Task to carry out: Gather all lines in the entries that include the word "relational".

BEGIN Dataset records

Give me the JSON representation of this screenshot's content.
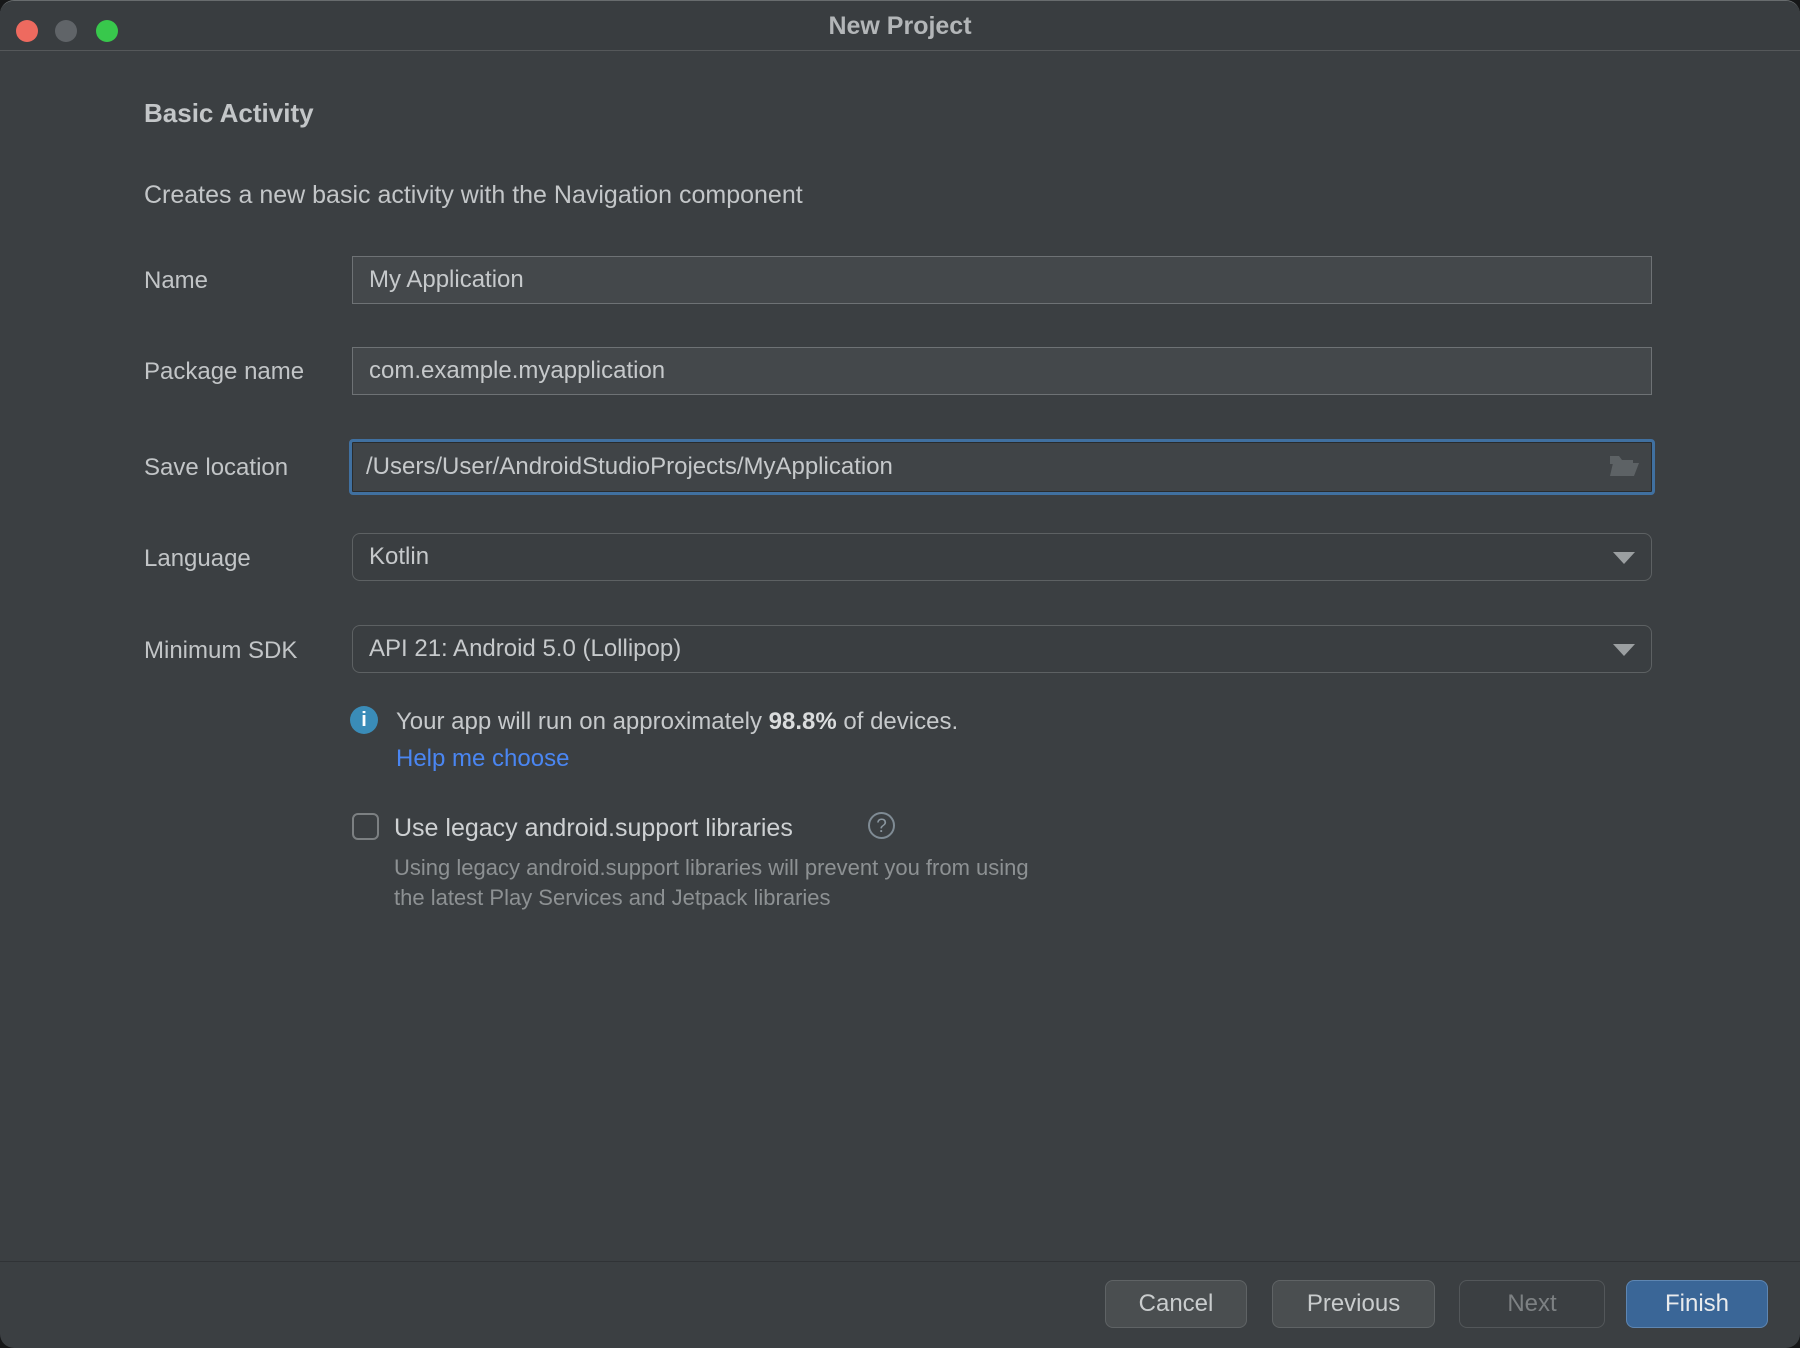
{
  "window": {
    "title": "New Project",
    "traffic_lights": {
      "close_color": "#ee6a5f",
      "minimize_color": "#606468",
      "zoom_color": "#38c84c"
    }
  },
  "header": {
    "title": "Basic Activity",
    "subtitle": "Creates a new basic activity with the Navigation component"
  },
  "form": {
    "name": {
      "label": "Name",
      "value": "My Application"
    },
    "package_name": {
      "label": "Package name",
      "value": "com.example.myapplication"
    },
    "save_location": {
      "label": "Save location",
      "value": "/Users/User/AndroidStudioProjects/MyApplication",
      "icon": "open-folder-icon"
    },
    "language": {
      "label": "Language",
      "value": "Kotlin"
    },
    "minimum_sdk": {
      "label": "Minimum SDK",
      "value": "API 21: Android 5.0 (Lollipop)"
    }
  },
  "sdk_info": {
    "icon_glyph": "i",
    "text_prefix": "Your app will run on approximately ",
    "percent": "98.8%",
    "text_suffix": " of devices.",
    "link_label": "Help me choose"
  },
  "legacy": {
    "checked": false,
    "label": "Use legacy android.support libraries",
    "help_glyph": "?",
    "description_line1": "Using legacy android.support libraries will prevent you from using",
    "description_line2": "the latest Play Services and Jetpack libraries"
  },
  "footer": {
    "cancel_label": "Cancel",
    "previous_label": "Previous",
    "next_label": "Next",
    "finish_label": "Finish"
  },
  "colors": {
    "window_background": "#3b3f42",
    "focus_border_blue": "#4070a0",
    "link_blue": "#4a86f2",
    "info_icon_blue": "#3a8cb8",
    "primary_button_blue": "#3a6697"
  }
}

END Dataset records
BEGIN Dataset records

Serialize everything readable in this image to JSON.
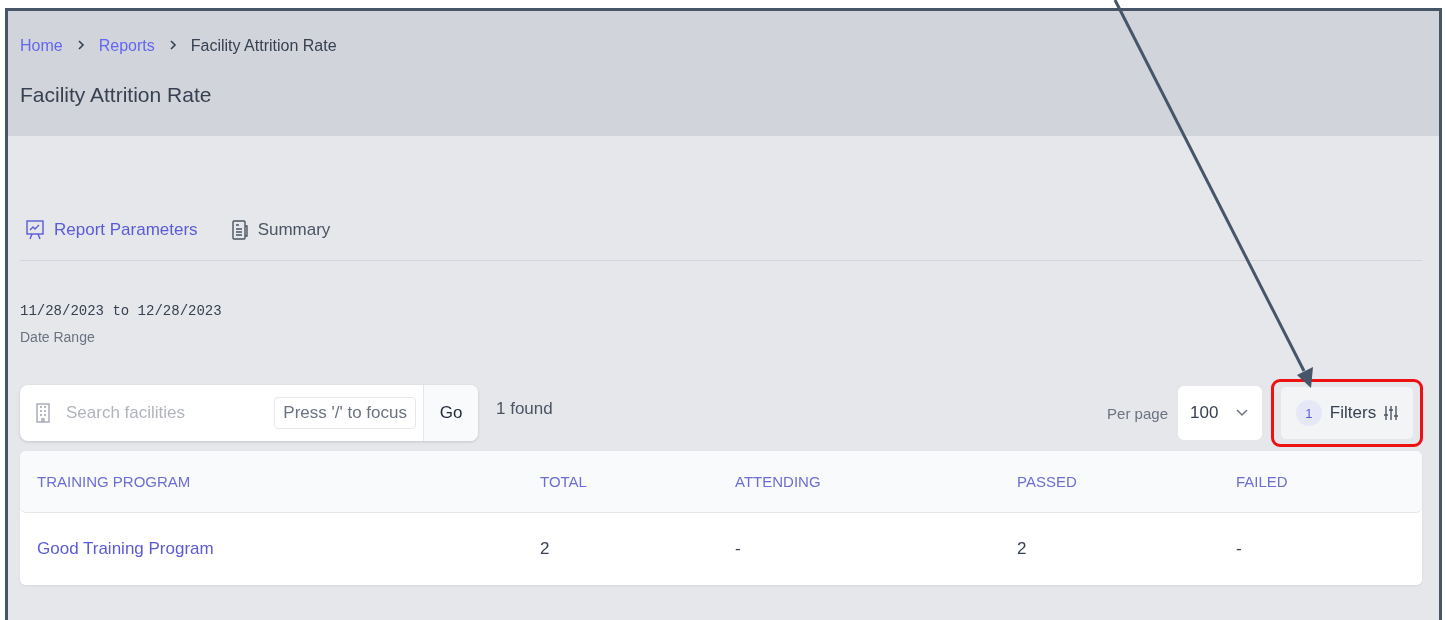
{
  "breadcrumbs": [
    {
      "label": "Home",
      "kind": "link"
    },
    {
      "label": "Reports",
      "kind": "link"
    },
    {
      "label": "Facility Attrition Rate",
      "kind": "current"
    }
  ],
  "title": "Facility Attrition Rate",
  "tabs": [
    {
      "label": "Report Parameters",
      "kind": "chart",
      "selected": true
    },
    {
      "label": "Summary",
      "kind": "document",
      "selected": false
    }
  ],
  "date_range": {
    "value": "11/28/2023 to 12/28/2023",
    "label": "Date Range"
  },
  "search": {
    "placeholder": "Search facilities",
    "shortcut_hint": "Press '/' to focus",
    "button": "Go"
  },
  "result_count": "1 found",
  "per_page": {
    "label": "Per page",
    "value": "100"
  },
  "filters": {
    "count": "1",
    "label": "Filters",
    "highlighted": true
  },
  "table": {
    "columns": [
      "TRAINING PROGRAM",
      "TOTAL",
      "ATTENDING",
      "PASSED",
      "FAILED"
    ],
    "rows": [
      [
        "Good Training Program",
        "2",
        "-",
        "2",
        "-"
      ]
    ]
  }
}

END Dataset records
BEGIN Dataset records

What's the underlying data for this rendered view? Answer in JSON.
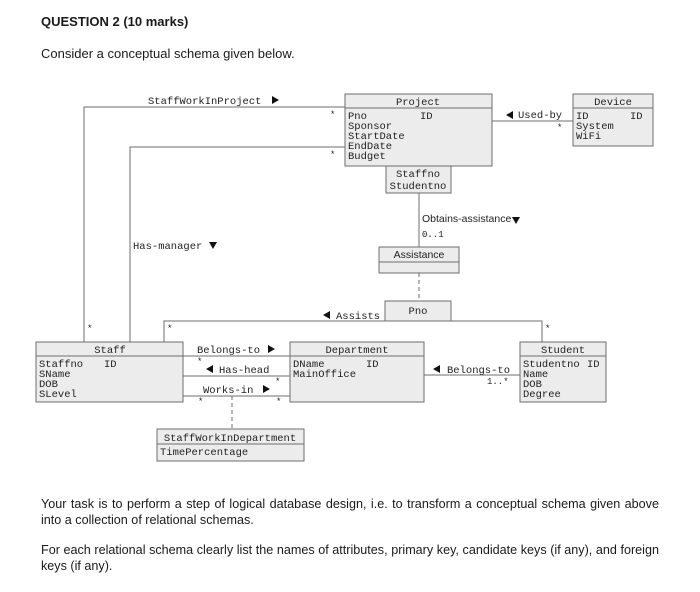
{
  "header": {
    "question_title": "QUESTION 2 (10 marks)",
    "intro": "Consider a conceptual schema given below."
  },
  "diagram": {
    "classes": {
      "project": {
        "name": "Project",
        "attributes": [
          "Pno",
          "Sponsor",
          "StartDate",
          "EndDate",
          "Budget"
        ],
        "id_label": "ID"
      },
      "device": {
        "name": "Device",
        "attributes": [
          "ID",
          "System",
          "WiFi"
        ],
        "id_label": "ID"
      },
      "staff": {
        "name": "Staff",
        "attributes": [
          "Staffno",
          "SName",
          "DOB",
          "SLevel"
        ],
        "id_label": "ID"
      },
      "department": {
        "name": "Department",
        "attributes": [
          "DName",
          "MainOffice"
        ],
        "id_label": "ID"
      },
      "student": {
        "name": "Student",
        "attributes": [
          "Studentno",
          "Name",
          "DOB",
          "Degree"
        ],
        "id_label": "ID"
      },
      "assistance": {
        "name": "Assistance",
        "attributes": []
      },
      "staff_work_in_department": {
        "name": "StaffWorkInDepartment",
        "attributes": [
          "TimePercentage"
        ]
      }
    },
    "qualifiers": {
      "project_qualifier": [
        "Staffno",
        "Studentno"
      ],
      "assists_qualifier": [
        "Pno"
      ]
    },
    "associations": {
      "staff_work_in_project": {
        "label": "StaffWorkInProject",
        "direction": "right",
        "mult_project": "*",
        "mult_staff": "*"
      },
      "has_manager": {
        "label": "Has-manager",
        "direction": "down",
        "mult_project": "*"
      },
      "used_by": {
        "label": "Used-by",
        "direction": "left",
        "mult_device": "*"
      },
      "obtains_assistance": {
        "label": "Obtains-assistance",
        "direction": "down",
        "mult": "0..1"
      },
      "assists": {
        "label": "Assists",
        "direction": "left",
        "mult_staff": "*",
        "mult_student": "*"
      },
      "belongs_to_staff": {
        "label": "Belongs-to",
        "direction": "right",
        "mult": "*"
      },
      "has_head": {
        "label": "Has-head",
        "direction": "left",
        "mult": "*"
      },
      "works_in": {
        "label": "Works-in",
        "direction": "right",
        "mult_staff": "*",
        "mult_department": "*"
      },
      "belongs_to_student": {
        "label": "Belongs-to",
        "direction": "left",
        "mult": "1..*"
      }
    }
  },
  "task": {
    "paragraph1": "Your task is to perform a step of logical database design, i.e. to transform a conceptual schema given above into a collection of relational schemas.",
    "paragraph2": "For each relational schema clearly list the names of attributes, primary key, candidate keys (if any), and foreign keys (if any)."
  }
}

END Dataset records

The solution:
    "paragraph1": "Your task is to perform a step of logical database design, i.e. to transform a conceptual schema given above into a collection of relational schemas.",
    "paragraph2": "For each relational schema clearly list the names of attributes, primary key, candidate keys (if any), and foreign keys (if any)."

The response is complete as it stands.